AUFGABENSTELLUNG: Entnimm dem Textauszug über Mischverkehrsflächen wortgetreu die Passage von „Es wird erst“ bis „Sabine de Buhr-Deichsel.“.

TEXTAUSZUG:
★ ★ ★ ★ ★ ★ ★
Bei Mischverkehrsflächen gibt es keinen Schilderwald mehr. Foto: StN-Grafik: Klos, Quelle: Fotolia

Wenn niemand so recht weiß, wer Vorfahrt hat, sind Auto- und Fahrradfahrer aber auch Fußgänger vorsichtiger. So lautet die Idee von Mischverkehrs-flächen. Und tatsächlich fließt der Verkehr ohne Behinderung – allerdings nicht ganz so, wie von Planern gedacht.

Bohmte/Stuttgart - Keine Ampeln, keine Verkehrsschilder, keine abgetrennten Bordsteine: Und dennoch freie Fahrt für Radler und Autofahrer. Dazu kommen noch die Fußgänger. Dass ein solch ungeregeltes Miteinander funktioniert und nicht zu einem unfallträchtigen Gegeneinander wird – daran glauben die Anhänger von Mischverkehrsflächen, auch Shared Space genannt.

Wenn niemand so recht weiß, wer Vorfahrt hat, fahren automatisch alle vorsichtiger. Das ist die Hoffnung, die mit radikal entschlackten Straßen verbunden wird. In den Niederlanden, dem Ursprungsland dieser Idee, hat sich das Konzept vielerorts durchgesetzt, während in Deutschland weiter der Schilderwald wuchert.

Zumindest in Stuttgart wurde nun versucht, diesen ein wenig zu lichten: Mitten im Stadtkern wurde in der Tübinger Straße der Bürgersteig eingeebnet, es gibt keine Parklücken mehr – denn Parken ist grundsätzlich nicht erlaubt. Auch auf Zebrastreifen wurde verzichtet. 1,2 Millionen Euro hat der im November 2012 geschaffene Freiraum gekostet. Doch noch hapert es mit der gegenseitigen Rücksichtnahme: Vor allem die Falschparker und Raser machen den Kontrolleuren der Stadt zu schaffen. Ein Problem, das sich nach Meinung der städtischen Ämter aber mit der Zeit geben wird – wenn das Konzept mehr in den Köpfen der Leute angekommen ist.

„Der Verkehrsfluss hat sich verbessert, es gibt überhaupt keinen Stau mehr“

Es wird erst einmal eine Hoffnung bleiben. Denn ob Mischverkehrsflächen funktionieren oder nicht, kann keiner so recht sagen. Auch nicht in Bohmte. Die niedersächsische Kleinstadt im Landkreis Osnabrück in Niedersachsen nahm vor vier Jahren als erste deutsche Stadt am Shared-Space-Projekt teil – und hat auf 400 Meter ihrer Hauptstraße die Voraussetzungen für ein gleichberechtigtes Miteinander geschaffen: „Der Verkehrsfluss hat sich verbessert, es gibt überhaupt keinen Stau mehr“, sagt Bohmtes Gemeinderätin Sabine de Buhr-Deichsel.
★ ★ ★ ★ ★ ★ ★
BEREITGESTELLTES MATERIAL:
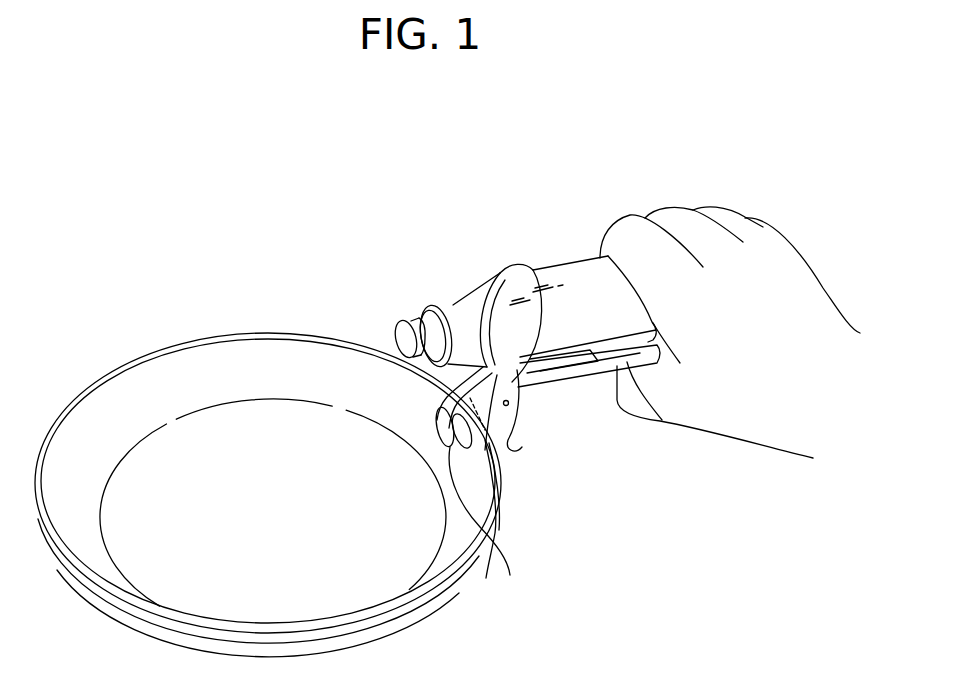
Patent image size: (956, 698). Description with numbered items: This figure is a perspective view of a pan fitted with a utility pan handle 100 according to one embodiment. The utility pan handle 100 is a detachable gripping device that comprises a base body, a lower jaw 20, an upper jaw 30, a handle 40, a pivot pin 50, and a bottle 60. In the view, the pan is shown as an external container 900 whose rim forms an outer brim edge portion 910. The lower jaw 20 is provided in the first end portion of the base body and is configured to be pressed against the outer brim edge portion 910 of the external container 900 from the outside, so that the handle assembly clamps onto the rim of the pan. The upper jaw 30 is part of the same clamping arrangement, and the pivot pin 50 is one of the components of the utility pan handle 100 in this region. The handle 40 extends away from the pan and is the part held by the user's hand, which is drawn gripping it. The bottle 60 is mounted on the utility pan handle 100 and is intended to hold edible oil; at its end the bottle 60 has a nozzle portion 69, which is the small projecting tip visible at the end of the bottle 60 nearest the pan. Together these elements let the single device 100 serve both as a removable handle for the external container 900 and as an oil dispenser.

The utility pan handle 100 is at (592, 357).
The nozzle portion 69 is at (403, 308).
The bottle 60 is at (590, 270).
The pivot pin 50 is at (509, 403).
The handle 40 is at (662, 420).
The lower jaw 20 is at (502, 445).
The upper jaw 30 is at (458, 447).
The external container 900 is at (268, 431).
The outer brim edge portion 910 is at (265, 333).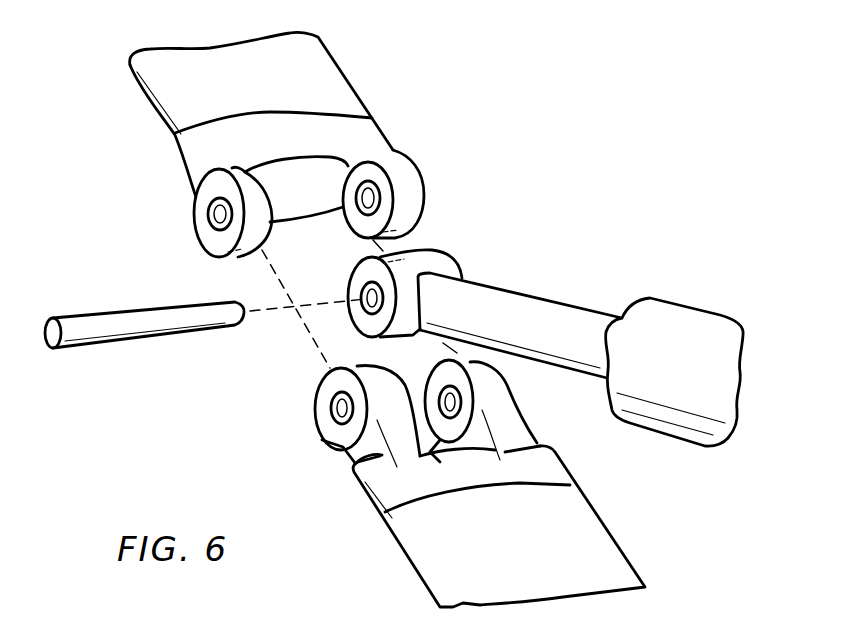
★ ★ ★ ★ ★ ★ ★
LÖSUNG DER AUFGABE:
Es wird erst einmal eine Hoffnung bleiben. Denn ob Mischverkehrsflächen funktionieren oder nicht, kann keiner so recht sagen. Auch nicht in Bohmte. Die niedersächsische Kleinstadt im Landkreis Osnabrück in Niedersachsen nahm vor vier Jahren als erste deutsche Stadt am Shared-Space-Projekt teil – und hat auf 400 Meter ihrer Hauptstraße die Voraussetzungen für ein gleichberechtigtes Miteinander geschaffen: „Der Verkehrsfluss hat sich verbessert, es gibt überhaupt keinen Stau mehr“, sagt Bohmtes Gemeinderätin Sabine de Buhr-Deichsel.